--- Begin Input rows ---

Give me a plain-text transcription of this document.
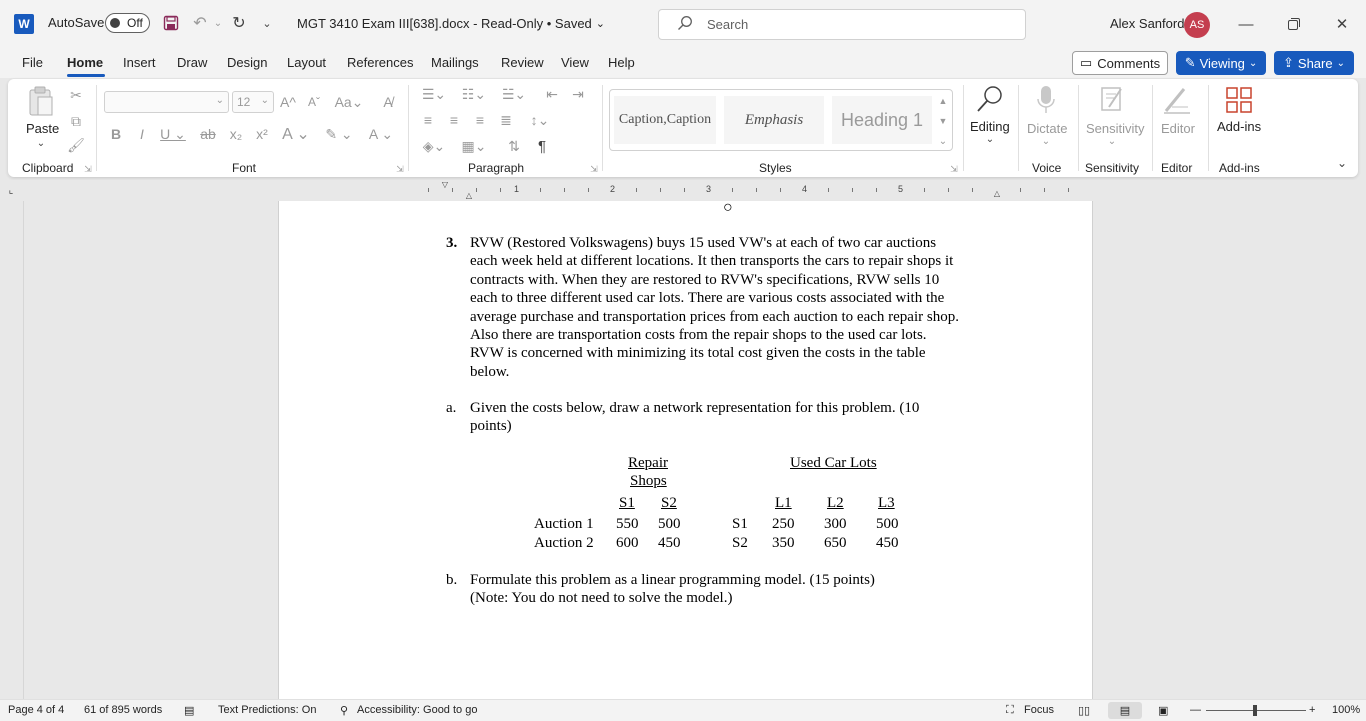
W	AutoSave Off	↶ ⌄ ↻	⌄	MGT 3410 Exam III[638].docx - Read-Only • Saved ⌄	Search	Alex Sanford AS	—	✕
File Home Insert Draw Design Layout References Mailings Review View Help	▭ Comments ✎ Viewing ⌄ ⇪ Share ⌄
Paste
⌄
✂
⧉
🖌
Clipboard ⇲
⌄	12 ⌄ A^	Aˇ Aa⌄	A̸
B	I	U ⌄ ab x₂ x² A ⌄ ✎ ⌄	A ⌄
Font	⇲
☰⌄ ☷⌄ ☱⌄ ⇤ ⇥
≡	≡	≡	≣	↕⌄
◈⌄	▦⌄ ⇅	¶
Paragraph	⇲
Caption,Caption	Emphasis	Heading 1
▲
▼
⌄
Styles	⇲
Editing
⌄
Dictate
⌄
Voice
Sensitivity
⌄
Sensitivity
Editor
Editor
Add-ins
Add-ins	⌄
⌞	1	2	3	4	5
▽
△	△
○
3. RVW (Restored Volkswagens) buys 15 used VW's at each of two car auctions
each week held at different locations. It then transports the cars to repair shops it
contracts with. When they are restored to RVW's specifications, RVW sells 10
each to three different used car lots. There are various costs associated with the
average purchase and transportation prices from each auction to each repair shop.
Also there are transportation costs from the repair shops to the used car lots.
RVW is concerned with minimizing its total cost given the costs in the table
below.
a. Given the costs below, draw a network representation for this problem. (10
points)
Repair
Shops
Used Car Lots
S1 S2	L1 L2 L3
Auction 1 550 500	S1 250 300 500
Auction 2 600 450	S2 350 650 450
b. Formulate this problem as a linear programming model. (15 points)
(Note: You do not need to solve the model.)
Page 4 of 4 61 of 895 words ▤ Text Predictions: On ⚲ Accessibility: Good to go	⛶ Focus ▯▯	▤	▣ —	+ 100%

--- End Input rows ---

**Task brief:** Copy out the whole listing exactly, and don't carry over any pictures.

**Task response:**
Give me a plain-text transcription of this document.
W	AutoSave Off	↶ ⌄ ↻	⌄	MGT 3410 Exam III[638].docx - Read-Only • Saved ⌄	Search	Alex Sanford AS	—	✕
File Home Insert Draw Design Layout References Mailings Review View Help	▭ Comments ✎ Viewing ⌄ ⇪ Share ⌄
Paste
⌄
✂
⧉
🖌
Clipboard ⇲
⌄	12 ⌄ A^	Aˇ Aa⌄	A̸
B	I	U ⌄ ab x₂ x² A ⌄ ✎ ⌄	A ⌄
Font	⇲
☰⌄ ☷⌄ ☱⌄ ⇤ ⇥
≡	≡	≡	≣	↕⌄
◈⌄	▦⌄ ⇅	¶
Paragraph	⇲
Caption,Caption	Emphasis	Heading 1
▲
▼
⌄
Styles	⇲
Editing
⌄
Dictate
⌄
Voice
Sensitivity
⌄
Sensitivity
Editor
Editor
Add-ins
Add-ins	⌄
⌞	1	2	3	4	5
▽
△	△
○
3. RVW (Restored Volkswagens) buys 15 used VW's at each of two car auctions
each week held at different locations. It then transports the cars to repair shops it
contracts with. When they are restored to RVW's specifications, RVW sells 10
each to three different used car lots. There are various costs associated with the
average purchase and transportation prices from each auction to each repair shop.
Also there are transportation costs from the repair shops to the used car lots.
RVW is concerned with minimizing its total cost given the costs in the table
below.
a. Given the costs below, draw a network representation for this problem. (10
points)
Repair
Shops
Used Car Lots
S1 S2	L1 L2 L3
Auction 1 550 500	S1 250 300 500
Auction 2 600 450	S2 350 650 450
b. Formulate this problem as a linear programming model. (15 points)
(Note: You do not need to solve the model.)
Page 4 of 4 61 of 895 words ▤ Text Predictions: On ⚲ Accessibility: Good to go	⛶ Focus ▯▯	▤	▣ —	+ 100%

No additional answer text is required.